# PARTS OF THE EXERCISE
**1.** In the Jimmie Johnson interview, repeat the passage from "Tuesday, March 18, 2003 Part" to "PUT ON A...", swapping "GOODYEAR" for "THE TIRE SUPPLIER".
**2.** Answer these questions using the Jimmie Johnson interview.
(a) At which track does he say it feels like you are tearing the right front off the race car?
(b) What three kinds of cars does he say his team builds?
(c) How much speed could be dropped out of the cars while still keeping the current kind of racing?

# EXTRACTED TEXT
++++++++++++++++++++
Tuesday, March 18, 2003 Part 2 of 2 Jimmie Johnson GOODYEAR ALSO SAYS THEY WON'T GO WITH A SOFTER TIRE BECAUSE OF THE LOAD GOING INTO THE CORNERS AT SOME OF THE BIG TRACKS. COULD YOU GO INTO THE TURNS AT A SLOWER SPEED AND STILL PUT ON A...
Tuesday, March 18, 2003
Part 2 of 2
GOODYEAR ALSO SAYS THEY WON'T GO WITH A SOFTER TIRE BECAUSE OF THE LOAD GOING INTO THE CORNERS AT SOME OF THE BIG TRACKS. COULD YOU GO INTO THE TURNS AT A SLOWER SPEED AND STILL PUT ON A GOOD SHOW?
"It's really going to need to be a low slower than that. The forces that we carry into the corners are tremendous - especially at Dover. Dover is one of the places where you just feel like you're tearing the right front off of the race car. Every time you go into a corner - especially on older tires - you just hope that the thing is still there. It's always been there. They've done a great job with it. Downforce is what allows the cars to carry so much speed through the corner. That's what we look at these days. We don't build intermediate cars. We just build downforce cars that you can take to Bristol or that you can take to Michigan. We've got downforce, road course, and super speedway (cars). The more downforce you have on the car, the faster you go through the corner and the more speed you have down the straightway. That all adds up to a lot of load on that right front (tire) getting into the turn. I want us to stay conservative. I don't want to be going into the corner blowing right fronts and pounding the wall. That hurts."
IF YOU WENT INTO THE CORNERS SLOWER, COULD GUYS GET MORE SIDE-BY-SIDE?
"If you dropped 10 or 20 mph out of the cars, you'd still have the kind of racing we have now. If you put a restrictor plate on the car, I don't think that would promote the kind of racing we want to see. You'd have to do it in another fashion to make the overall balance of the car go away so that you would still have the kind of racing you have today."
++++++++++++++++++++
# ITEMS
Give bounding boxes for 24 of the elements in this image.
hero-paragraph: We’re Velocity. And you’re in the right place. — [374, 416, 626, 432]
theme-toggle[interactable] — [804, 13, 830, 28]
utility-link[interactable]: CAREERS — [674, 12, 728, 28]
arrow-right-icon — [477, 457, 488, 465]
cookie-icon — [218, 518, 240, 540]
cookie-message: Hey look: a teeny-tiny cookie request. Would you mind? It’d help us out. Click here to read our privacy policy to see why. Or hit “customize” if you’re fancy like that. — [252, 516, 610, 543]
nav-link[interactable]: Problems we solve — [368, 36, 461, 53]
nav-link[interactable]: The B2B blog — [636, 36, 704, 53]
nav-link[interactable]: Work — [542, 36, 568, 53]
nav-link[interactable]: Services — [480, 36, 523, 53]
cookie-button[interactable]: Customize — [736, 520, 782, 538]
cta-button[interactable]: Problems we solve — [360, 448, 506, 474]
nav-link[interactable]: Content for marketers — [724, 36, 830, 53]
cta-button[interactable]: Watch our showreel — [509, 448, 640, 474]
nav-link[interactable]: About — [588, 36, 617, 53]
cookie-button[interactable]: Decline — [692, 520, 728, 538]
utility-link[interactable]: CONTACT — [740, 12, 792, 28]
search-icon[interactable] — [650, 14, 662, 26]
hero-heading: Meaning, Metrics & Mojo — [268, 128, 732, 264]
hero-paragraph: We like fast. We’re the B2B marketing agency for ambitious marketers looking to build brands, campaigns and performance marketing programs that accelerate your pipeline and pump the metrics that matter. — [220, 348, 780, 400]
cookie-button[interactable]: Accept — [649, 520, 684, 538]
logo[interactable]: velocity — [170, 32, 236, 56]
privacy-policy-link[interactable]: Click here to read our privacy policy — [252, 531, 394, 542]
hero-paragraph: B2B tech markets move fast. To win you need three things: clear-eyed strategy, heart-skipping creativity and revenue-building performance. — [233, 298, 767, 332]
++++++++++++++++++++
# FULL SOLUTIONS
**1.**
Tuesday, March 18, 2003 Part 2 of 2 Jimmie Johnson THE TIRE SUPPLIER ALSO SAYS THEY WON'T GO WITH A SOFTER TIRE BECAUSE OF THE LOAD GOING INTO THE CORNERS AT SOME OF THE BIG TRACKS. COULD YOU GO INTO THE TURNS AT A SLOWER SPEED AND STILL PUT ON A...

**2.**
(a) Dover.
(b) Downforce, road course, and super speedway cars.
(c) 10 or 20 mph.